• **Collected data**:
:::

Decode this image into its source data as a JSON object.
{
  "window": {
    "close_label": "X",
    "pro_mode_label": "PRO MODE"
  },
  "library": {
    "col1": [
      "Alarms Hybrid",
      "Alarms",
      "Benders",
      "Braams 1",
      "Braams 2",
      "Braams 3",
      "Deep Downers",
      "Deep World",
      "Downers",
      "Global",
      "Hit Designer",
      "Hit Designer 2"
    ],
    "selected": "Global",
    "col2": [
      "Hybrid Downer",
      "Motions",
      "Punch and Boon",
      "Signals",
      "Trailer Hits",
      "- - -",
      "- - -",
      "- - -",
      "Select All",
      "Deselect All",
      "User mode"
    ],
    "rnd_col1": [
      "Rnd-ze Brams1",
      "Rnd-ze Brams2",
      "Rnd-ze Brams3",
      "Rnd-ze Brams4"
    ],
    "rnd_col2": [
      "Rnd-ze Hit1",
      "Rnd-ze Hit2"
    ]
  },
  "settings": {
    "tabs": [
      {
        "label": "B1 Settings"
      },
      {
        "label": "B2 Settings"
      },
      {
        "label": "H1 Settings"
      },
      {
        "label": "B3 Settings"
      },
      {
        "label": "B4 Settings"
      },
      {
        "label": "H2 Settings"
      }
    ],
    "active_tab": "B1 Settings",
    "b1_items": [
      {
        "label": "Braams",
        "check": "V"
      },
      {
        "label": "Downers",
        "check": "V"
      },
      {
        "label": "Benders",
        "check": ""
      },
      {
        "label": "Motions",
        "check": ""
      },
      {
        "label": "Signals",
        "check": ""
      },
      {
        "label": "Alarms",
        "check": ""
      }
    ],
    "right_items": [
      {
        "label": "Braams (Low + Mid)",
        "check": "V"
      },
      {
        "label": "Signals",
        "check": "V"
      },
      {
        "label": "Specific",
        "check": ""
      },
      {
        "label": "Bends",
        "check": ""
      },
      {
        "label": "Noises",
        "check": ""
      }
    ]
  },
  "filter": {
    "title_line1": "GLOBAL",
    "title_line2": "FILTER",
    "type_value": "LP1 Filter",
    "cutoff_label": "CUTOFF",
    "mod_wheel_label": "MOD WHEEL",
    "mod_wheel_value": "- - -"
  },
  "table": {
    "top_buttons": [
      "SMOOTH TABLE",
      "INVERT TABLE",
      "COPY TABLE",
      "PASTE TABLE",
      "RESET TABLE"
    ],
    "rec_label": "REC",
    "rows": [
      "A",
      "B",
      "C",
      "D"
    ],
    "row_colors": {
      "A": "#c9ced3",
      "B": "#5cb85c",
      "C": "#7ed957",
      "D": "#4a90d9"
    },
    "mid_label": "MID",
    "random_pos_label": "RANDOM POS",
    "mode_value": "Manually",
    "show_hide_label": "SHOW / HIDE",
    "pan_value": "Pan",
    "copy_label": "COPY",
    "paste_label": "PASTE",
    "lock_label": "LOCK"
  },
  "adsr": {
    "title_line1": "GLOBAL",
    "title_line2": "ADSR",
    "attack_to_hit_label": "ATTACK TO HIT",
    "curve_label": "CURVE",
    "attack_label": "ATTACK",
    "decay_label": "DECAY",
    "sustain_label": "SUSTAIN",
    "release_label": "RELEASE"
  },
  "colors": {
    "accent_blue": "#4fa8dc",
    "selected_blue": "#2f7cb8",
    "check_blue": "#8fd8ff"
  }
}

:::

Restate the data above exactly, keeping each word as it stands.

• **EXERCISE ANSWER**:
Decode this image into its source data as a JSON object.
{
  "window": {
    "close_label": "X",
    "pro_mode_label": "PRO MODE"
  },
  "library": {
    "col1": [
      "Alarms Hybrid",
      "Alarms",
      "Benders",
      "Braams 1",
      "Braams 2",
      "Braams 3",
      "Deep Downers",
      "Deep World",
      "Downers",
      "Global",
      "Hit Designer",
      "Hit Designer 2"
    ],
    "selected": "Global",
    "col2": [
      "Hybrid Downer",
      "Motions",
      "Punch and Boon",
      "Signals",
      "Trailer Hits",
      "- - -",
      "- - -",
      "- - -",
      "Select All",
      "Deselect All",
      "User mode"
    ],
    "rnd_col1": [
      "Rnd-ze Brams1",
      "Rnd-ze Brams2",
      "Rnd-ze Brams3",
      "Rnd-ze Brams4"
    ],
    "rnd_col2": [
      "Rnd-ze Hit1",
      "Rnd-ze Hit2"
    ]
  },
  "settings": {
    "tabs": [
      {
        "label": "B1 Settings"
      },
      {
        "label": "B2 Settings"
      },
      {
        "label": "H1 Settings"
      },
      {
        "label": "B3 Settings"
      },
      {
        "label": "B4 Settings"
      },
      {
        "label": "H2 Settings"
      }
    ],
    "active_tab": "B1 Settings",
    "b1_items": [
      {
        "label": "Braams",
        "check": "V"
      },
      {
        "label": "Downers",
        "check": "V"
      },
      {
        "label": "Benders",
        "check": ""
      },
      {
        "label": "Motions",
        "check": ""
      },
      {
        "label": "Signals",
        "check": ""
      },
      {
        "label": "Alarms",
        "check": ""
      }
    ],
    "right_items": [
      {
        "label": "Braams (Low + Mid)",
        "check": "V"
      },
      {
        "label": "Signals",
        "check": "V"
      },
      {
        "label": "Specific",
        "check": ""
      },
      {
        "label": "Bends",
        "check": ""
      },
      {
        "label": "Noises",
        "check": ""
      }
    ]
  },
  "filter": {
    "title_line1": "GLOBAL",
    "title_line2": "FILTER",
    "type_value": "LP1 Filter",
    "cutoff_label": "CUTOFF",
    "mod_wheel_label": "MOD WHEEL",
    "mod_wheel_value": "- - -"
  },
  "table": {
    "top_buttons": [
      "SMOOTH TABLE",
      "INVERT TABLE",
      "COPY TABLE",
      "PASTE TABLE",
      "RESET TABLE"
    ],
    "rec_label": "REC",
    "rows": [
      "A",
      "B",
      "C",
      "D"
    ],
    "row_colors": {
      "A": "#c9ced3",
      "B": "#5cb85c",
      "C": "#7ed957",
      "D": "#4a90d9"
    },
    "mid_label": "MID",
    "random_pos_label": "RANDOM POS",
    "mode_value": "Manually",
    "show_hide_label": "SHOW / HIDE",
    "pan_value": "Pan",
    "copy_label": "COPY",
    "paste_label": "PASTE",
    "lock_label": "LOCK"
  },
  "adsr": {
    "title_line1": "GLOBAL",
    "title_line2": "ADSR",
    "attack_to_hit_label": "ATTACK TO HIT",
    "curve_label": "CURVE",
    "attack_label": "ATTACK",
    "decay_label": "DECAY",
    "sustain_label": "SUSTAIN",
    "release_label": "RELEASE"
  },
  "colors": {
    "accent_blue": "#4fa8dc",
    "selected_blue": "#2f7cb8",
    "check_blue": "#8fd8ff"
  }
}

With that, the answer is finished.